Set exercise: Set down all of the data exactly as it appears.

Entries shown:

========================

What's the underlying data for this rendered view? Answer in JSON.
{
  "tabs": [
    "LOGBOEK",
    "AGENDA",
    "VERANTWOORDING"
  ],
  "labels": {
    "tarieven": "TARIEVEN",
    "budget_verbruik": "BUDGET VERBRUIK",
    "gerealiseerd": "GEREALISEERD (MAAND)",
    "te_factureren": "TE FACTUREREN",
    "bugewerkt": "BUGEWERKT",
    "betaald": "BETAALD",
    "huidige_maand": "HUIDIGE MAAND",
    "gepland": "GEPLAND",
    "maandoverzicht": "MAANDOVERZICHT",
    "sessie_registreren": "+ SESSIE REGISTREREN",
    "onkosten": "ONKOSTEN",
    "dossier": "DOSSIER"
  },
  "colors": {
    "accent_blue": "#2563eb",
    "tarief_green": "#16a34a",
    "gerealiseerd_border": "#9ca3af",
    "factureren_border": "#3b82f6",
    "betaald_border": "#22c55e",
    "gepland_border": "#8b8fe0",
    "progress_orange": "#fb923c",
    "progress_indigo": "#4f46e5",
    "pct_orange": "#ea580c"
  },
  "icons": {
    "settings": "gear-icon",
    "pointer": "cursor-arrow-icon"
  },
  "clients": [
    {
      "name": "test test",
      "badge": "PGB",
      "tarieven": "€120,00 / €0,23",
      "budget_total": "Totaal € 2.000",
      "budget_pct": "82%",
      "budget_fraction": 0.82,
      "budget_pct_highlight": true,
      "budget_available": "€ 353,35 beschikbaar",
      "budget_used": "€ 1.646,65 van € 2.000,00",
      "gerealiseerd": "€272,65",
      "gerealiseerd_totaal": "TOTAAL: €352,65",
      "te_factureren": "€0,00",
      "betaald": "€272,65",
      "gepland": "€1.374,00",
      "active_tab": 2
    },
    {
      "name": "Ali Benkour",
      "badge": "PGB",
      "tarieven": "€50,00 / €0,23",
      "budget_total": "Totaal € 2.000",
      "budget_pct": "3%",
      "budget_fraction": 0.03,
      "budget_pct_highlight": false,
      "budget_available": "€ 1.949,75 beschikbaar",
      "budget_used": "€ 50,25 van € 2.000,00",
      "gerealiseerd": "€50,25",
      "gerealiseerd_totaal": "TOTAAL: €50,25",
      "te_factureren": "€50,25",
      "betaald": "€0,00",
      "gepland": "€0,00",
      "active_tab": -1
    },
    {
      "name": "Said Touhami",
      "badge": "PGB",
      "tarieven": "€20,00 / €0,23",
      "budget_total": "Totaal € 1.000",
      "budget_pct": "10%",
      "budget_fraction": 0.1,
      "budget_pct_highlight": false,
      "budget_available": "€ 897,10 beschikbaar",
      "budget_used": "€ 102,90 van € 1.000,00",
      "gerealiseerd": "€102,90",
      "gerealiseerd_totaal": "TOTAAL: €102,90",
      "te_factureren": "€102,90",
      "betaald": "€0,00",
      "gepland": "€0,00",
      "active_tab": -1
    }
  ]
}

========================

Finished exercise:
What's the underlying data for this rendered view? Answer in JSON.
{
  "tabs": [
    "LOGBOEK",
    "AGENDA",
    "VERANTWOORDING"
  ],
  "labels": {
    "tarieven": "TARIEVEN",
    "budget_verbruik": "BUDGET VERBRUIK",
    "gerealiseerd": "GEREALISEERD (MAAND)",
    "te_factureren": "TE FACTUREREN",
    "bugewerkt": "BUGEWERKT",
    "betaald": "BETAALD",
    "huidige_maand": "HUIDIGE MAAND",
    "gepland": "GEPLAND",
    "maandoverzicht": "MAANDOVERZICHT",
    "sessie_registreren": "+ SESSIE REGISTREREN",
    "onkosten": "ONKOSTEN",
    "dossier": "DOSSIER"
  },
  "colors": {
    "accent_blue": "#2563eb",
    "tarief_green": "#16a34a",
    "gerealiseerd_border": "#9ca3af",
    "factureren_border": "#3b82f6",
    "betaald_border": "#22c55e",
    "gepland_border": "#8b8fe0",
    "progress_orange": "#fb923c",
    "progress_indigo": "#4f46e5",
    "pct_orange": "#ea580c"
  },
  "icons": {
    "settings": "gear-icon",
    "pointer": "cursor-arrow-icon"
  },
  "clients": [
    {
      "name": "test test",
      "badge": "PGB",
      "tarieven": "€120,00 / €0,23",
      "budget_total": "Totaal € 2.000",
      "budget_pct": "82%",
      "budget_fraction": 0.82,
      "budget_pct_highlight": true,
      "budget_available": "€ 353,35 beschikbaar",
      "budget_used": "€ 1.646,65 van € 2.000,00",
      "gerealiseerd": "€272,65",
      "gerealiseerd_totaal": "TOTAAL: €352,65",
      "te_factureren": "€0,00",
      "betaald": "€272,65",
      "gepland": "€1.374,00",
      "active_tab": 2
    },
    {
      "name": "Ali Benkour",
      "badge": "PGB",
      "tarieven": "€50,00 / €0,23",
      "budget_total": "Totaal € 2.000",
      "budget_pct": "3%",
      "budget_fraction": 0.03,
      "budget_pct_highlight": false,
      "budget_available": "€ 1.949,75 beschikbaar",
      "budget_used": "€ 50,25 van € 2.000,00",
      "gerealiseerd": "€50,25",
      "gerealiseerd_totaal": "TOTAAL: €50,25",
      "te_factureren": "€50,25",
      "betaald": "€0,00",
      "gepland": "€0,00",
      "active_tab": -1
    },
    {
      "name": "Said Touhami",
      "badge": "PGB",
      "tarieven": "€20,00 / €0,23",
      "budget_total": "Totaal € 1.000",
      "budget_pct": "10%",
      "budget_fraction": 0.1,
      "budget_pct_highlight": false,
      "budget_available": "€ 897,10 beschikbaar",
      "budget_used": "€ 102,90 van € 1.000,00",
      "gerealiseerd": "€102,90",
      "gerealiseerd_totaal": "TOTAAL: €102,90",
      "te_factureren": "€102,90",
      "betaald": "€0,00",
      "gepland": "€0,00",
      "active_tab": -1
    }
  ]
}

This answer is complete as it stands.